WRITTEN INSTRUCTION | Search the entries below. Return every line that has "فاضلاب" in it.

TASK DATA |
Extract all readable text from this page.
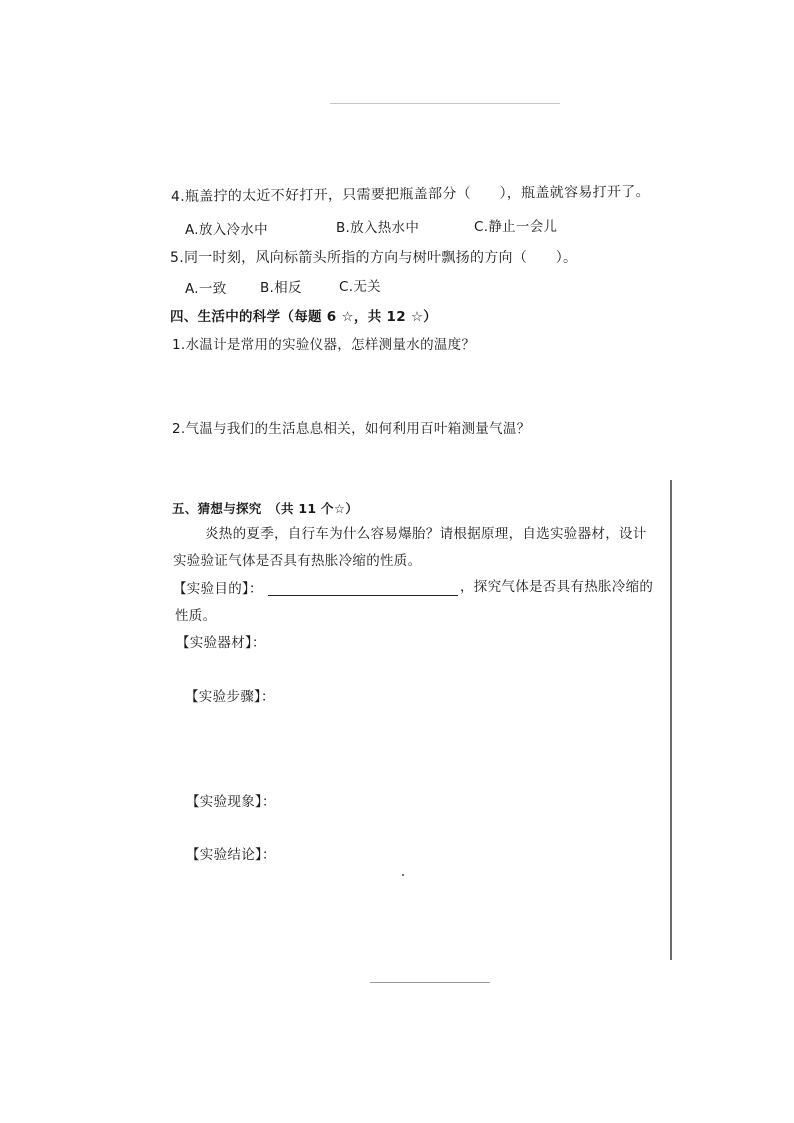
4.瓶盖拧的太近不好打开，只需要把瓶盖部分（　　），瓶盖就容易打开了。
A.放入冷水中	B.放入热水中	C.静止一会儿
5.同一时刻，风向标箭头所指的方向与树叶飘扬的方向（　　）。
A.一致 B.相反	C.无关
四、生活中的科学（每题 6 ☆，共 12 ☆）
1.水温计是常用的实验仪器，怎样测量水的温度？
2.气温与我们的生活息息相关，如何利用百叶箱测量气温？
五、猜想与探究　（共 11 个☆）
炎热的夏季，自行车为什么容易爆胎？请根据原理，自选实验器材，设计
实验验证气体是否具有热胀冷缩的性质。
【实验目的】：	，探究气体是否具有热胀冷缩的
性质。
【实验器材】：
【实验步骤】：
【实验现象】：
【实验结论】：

---

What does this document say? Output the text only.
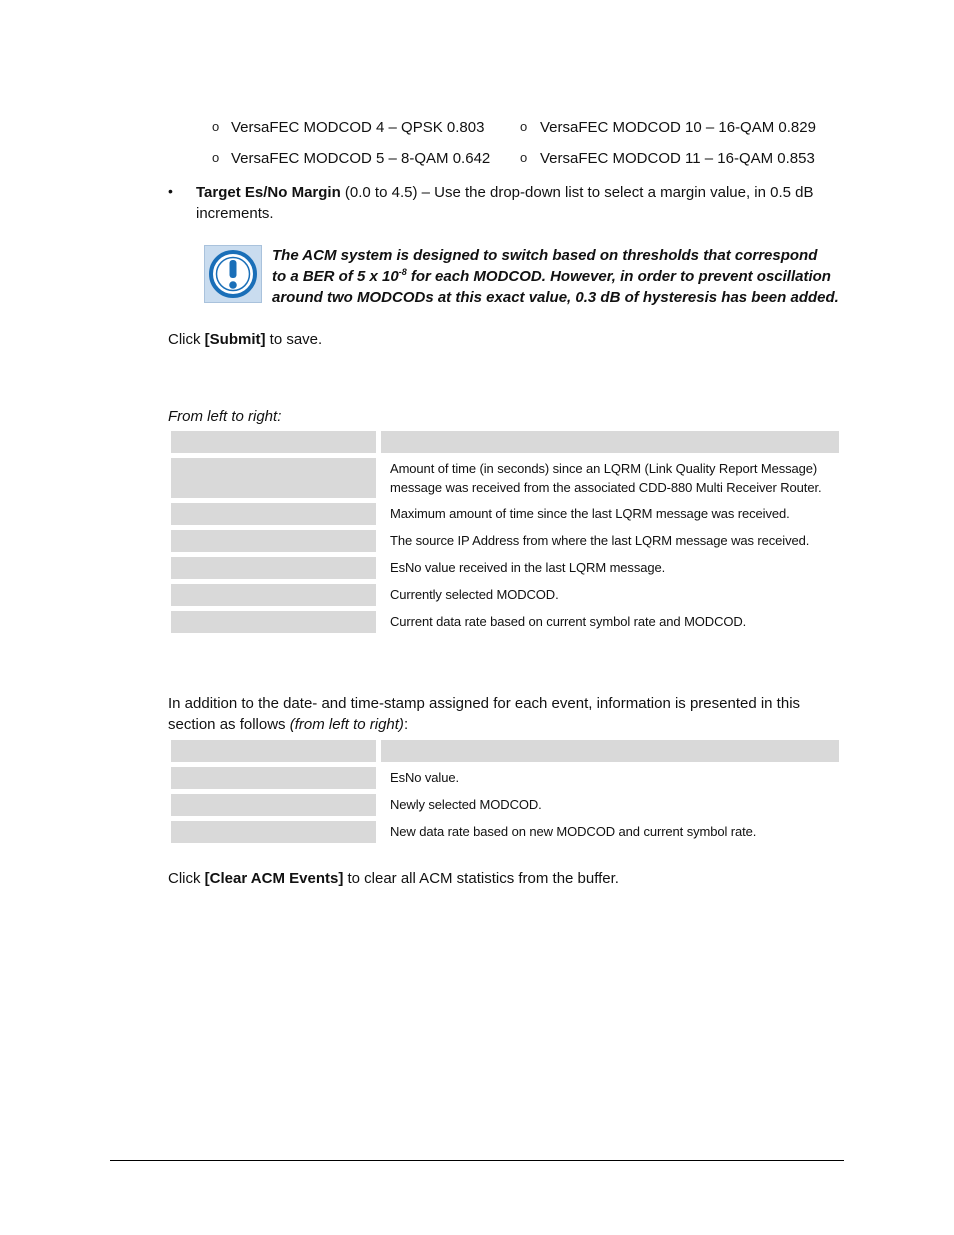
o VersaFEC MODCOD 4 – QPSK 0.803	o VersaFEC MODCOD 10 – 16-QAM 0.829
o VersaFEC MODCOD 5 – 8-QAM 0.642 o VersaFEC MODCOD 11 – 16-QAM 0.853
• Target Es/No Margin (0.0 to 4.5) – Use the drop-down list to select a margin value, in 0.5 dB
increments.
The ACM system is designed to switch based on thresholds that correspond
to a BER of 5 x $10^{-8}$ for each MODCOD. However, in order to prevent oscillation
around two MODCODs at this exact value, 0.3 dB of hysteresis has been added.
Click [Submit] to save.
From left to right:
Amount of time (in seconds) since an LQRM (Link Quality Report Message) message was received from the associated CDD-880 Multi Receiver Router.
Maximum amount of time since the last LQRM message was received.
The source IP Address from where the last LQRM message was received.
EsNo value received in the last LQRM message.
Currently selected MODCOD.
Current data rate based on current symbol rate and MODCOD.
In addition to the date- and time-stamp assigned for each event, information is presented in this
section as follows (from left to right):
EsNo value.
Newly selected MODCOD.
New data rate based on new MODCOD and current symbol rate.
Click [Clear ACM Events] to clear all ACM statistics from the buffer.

---

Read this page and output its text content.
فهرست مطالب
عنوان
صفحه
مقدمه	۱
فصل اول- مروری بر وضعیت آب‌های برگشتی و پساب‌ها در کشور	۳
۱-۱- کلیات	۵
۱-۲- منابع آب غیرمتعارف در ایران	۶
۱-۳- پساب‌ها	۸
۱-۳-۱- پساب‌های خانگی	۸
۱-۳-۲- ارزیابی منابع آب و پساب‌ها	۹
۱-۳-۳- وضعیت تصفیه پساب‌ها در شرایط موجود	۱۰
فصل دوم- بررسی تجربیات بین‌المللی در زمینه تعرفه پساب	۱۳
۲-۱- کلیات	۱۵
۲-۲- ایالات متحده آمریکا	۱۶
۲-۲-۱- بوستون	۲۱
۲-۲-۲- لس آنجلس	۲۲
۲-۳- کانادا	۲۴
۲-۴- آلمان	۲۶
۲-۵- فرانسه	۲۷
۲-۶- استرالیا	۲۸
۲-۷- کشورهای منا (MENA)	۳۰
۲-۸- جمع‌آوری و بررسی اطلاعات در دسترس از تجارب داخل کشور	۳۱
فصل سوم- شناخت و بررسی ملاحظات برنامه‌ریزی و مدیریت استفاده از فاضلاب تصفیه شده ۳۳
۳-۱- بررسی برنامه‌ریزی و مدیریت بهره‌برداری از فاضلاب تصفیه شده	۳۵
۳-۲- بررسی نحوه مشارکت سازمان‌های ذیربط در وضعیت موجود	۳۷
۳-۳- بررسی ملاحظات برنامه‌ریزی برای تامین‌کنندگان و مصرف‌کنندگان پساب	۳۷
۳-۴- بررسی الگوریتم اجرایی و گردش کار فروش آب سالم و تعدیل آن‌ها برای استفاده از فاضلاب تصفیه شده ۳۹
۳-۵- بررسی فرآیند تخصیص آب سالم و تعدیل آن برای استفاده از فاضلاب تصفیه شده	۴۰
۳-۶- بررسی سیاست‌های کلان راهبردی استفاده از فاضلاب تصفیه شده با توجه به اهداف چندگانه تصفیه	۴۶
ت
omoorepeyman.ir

RESULT OF THIS EXERCISE |
فصل سوم- شناخت و بررسی ملاحظات برنامه‌ریزی و مدیریت استفاده از فاضلاب تصفیه شده ۳۳
۳-۱- بررسی برنامه‌ریزی و مدیریت بهره‌برداری از فاضلاب تصفیه شده	۳۵
۳-۴- بررسی الگوریتم اجرایی و گردش کار فروش آب سالم و تعدیل آن‌ها برای استفاده از فاضلاب تصفیه شده ۳۹
۳-۵- بررسی فرآیند تخصیص آب سالم و تعدیل آن برای استفاده از فاضلاب تصفیه شده	۴۰
۳-۶- بررسی سیاست‌های کلان راهبردی استفاده از فاضلاب تصفیه شده با توجه به اهداف چندگانه تصفیه	۴۶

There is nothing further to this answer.